--- The problem ---
Where a line in the listing contains the string "Marian", copy that line out.

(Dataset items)
** start **

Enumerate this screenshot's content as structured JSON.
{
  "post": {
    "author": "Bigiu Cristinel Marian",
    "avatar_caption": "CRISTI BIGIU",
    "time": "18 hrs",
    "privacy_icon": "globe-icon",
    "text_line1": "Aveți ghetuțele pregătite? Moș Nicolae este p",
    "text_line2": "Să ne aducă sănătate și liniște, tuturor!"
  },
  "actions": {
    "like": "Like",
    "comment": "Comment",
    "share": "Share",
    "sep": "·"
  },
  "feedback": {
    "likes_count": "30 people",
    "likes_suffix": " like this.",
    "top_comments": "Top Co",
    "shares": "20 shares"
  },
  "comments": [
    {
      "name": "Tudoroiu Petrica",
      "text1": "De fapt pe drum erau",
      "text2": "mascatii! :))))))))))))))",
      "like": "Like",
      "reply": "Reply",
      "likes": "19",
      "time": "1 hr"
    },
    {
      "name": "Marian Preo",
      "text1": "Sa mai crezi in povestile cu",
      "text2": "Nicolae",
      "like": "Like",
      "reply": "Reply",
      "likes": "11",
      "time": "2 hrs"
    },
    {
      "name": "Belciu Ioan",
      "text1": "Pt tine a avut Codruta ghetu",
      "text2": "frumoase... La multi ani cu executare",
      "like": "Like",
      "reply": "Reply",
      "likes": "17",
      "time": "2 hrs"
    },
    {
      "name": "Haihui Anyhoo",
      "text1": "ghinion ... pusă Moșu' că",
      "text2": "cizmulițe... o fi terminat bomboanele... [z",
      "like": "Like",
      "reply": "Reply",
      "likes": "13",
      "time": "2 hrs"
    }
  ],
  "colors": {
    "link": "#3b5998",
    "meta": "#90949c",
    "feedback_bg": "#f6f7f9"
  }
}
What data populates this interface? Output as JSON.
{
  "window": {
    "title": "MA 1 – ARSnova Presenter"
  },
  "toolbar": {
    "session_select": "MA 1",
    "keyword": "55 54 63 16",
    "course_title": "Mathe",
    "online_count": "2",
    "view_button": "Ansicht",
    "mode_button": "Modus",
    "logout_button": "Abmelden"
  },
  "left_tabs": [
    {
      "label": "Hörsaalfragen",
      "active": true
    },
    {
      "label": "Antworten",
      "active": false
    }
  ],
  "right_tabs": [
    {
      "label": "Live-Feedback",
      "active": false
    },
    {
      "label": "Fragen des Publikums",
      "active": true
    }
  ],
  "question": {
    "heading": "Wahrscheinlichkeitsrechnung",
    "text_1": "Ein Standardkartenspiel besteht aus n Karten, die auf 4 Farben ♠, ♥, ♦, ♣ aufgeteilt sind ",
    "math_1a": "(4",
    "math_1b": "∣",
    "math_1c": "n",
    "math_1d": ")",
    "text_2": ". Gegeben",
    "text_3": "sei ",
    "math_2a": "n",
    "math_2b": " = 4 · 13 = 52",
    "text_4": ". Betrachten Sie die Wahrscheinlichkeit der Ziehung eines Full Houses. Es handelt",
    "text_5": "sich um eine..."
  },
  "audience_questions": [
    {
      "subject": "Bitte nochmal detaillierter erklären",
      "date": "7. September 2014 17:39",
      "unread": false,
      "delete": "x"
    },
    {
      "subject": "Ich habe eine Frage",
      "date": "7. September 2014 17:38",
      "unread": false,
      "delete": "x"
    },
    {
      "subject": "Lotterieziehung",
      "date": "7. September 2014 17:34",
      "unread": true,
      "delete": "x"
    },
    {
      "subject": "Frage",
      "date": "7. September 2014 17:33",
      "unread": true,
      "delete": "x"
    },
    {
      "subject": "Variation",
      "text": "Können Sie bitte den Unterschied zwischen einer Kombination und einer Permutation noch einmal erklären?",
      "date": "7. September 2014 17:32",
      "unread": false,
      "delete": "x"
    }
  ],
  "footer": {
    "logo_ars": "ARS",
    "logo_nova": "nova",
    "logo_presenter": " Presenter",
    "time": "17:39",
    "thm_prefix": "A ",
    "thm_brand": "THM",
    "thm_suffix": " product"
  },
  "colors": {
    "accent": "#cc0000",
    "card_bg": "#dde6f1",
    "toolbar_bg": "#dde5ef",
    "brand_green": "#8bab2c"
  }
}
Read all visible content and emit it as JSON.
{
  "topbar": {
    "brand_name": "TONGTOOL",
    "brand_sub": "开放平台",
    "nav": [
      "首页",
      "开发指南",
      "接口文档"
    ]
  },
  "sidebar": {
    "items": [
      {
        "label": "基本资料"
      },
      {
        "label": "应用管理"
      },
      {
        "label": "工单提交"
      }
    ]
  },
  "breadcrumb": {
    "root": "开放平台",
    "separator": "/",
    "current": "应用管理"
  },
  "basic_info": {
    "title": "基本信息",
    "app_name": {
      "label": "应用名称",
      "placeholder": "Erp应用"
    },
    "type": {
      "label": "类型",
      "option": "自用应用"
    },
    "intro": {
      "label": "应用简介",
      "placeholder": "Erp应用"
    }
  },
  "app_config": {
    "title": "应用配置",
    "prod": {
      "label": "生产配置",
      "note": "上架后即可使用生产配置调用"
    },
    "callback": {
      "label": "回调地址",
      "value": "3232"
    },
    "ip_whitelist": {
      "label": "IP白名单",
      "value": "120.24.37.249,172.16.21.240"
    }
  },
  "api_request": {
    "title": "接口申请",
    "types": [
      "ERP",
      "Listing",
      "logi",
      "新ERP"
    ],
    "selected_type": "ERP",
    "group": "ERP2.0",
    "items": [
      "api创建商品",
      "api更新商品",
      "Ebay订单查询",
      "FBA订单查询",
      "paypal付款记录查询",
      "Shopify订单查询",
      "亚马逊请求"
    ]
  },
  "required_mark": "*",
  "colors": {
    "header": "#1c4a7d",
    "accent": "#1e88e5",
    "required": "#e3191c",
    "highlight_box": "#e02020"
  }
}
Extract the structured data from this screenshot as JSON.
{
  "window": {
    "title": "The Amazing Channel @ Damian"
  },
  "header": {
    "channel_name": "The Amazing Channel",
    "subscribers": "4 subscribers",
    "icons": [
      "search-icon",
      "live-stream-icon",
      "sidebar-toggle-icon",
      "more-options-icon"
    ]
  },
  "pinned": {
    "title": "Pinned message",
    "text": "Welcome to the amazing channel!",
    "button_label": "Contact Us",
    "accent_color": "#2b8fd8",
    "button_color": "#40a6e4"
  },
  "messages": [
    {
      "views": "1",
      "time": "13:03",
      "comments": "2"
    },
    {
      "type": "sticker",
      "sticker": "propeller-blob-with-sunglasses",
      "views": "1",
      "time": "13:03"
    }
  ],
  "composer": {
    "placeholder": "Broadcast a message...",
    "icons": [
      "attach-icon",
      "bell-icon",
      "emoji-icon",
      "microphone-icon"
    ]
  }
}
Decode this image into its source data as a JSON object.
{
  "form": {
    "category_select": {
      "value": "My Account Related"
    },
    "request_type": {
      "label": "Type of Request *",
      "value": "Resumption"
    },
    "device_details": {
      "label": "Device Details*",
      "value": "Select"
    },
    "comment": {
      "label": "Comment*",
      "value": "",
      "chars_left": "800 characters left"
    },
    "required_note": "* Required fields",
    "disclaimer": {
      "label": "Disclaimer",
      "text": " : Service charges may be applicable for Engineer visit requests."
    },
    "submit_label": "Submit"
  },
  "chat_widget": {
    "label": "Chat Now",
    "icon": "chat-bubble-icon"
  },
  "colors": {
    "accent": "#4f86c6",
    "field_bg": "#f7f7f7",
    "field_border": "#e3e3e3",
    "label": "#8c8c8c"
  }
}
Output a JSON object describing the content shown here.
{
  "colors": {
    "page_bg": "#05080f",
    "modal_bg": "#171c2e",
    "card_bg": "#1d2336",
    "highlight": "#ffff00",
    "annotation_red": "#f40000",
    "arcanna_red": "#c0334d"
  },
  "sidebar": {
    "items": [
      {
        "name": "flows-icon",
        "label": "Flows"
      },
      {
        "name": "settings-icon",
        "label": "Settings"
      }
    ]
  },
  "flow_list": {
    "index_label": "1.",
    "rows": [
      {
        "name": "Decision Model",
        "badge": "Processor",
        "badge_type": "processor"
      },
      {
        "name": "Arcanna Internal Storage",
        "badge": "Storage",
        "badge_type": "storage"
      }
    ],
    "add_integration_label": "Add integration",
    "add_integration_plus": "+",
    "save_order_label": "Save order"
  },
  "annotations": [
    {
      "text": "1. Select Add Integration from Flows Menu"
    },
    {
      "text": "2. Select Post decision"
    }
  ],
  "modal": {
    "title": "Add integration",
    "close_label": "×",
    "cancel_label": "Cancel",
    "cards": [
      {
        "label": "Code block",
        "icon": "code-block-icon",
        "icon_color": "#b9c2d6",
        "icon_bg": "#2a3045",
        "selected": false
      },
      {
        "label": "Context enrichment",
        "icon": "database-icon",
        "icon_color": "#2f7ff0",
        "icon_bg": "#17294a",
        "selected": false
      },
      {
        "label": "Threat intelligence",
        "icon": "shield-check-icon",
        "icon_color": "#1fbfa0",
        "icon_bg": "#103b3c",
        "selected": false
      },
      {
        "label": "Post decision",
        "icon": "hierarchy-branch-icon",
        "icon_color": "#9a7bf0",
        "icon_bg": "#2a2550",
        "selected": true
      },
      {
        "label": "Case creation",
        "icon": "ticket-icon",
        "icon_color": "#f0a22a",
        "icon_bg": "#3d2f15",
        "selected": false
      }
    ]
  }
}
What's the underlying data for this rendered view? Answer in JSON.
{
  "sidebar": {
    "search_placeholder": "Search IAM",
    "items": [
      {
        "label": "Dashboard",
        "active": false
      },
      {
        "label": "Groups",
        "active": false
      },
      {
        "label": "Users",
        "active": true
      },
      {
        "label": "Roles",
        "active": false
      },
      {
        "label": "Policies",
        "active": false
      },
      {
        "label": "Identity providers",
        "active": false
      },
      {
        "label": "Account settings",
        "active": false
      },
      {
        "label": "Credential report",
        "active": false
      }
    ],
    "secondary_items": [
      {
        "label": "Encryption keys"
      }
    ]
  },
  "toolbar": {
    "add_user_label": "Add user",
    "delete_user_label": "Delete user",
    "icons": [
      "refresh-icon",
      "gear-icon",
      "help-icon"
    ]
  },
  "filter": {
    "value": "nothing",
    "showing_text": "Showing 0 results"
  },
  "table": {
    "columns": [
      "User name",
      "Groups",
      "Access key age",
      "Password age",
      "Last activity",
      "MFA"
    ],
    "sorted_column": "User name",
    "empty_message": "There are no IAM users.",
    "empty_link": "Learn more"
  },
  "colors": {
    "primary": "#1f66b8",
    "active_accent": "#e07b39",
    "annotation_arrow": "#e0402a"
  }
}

** end **

--- Written solution ---
    "author": "Bigiu Cristinel Marian",
      "name": "Marian Preo",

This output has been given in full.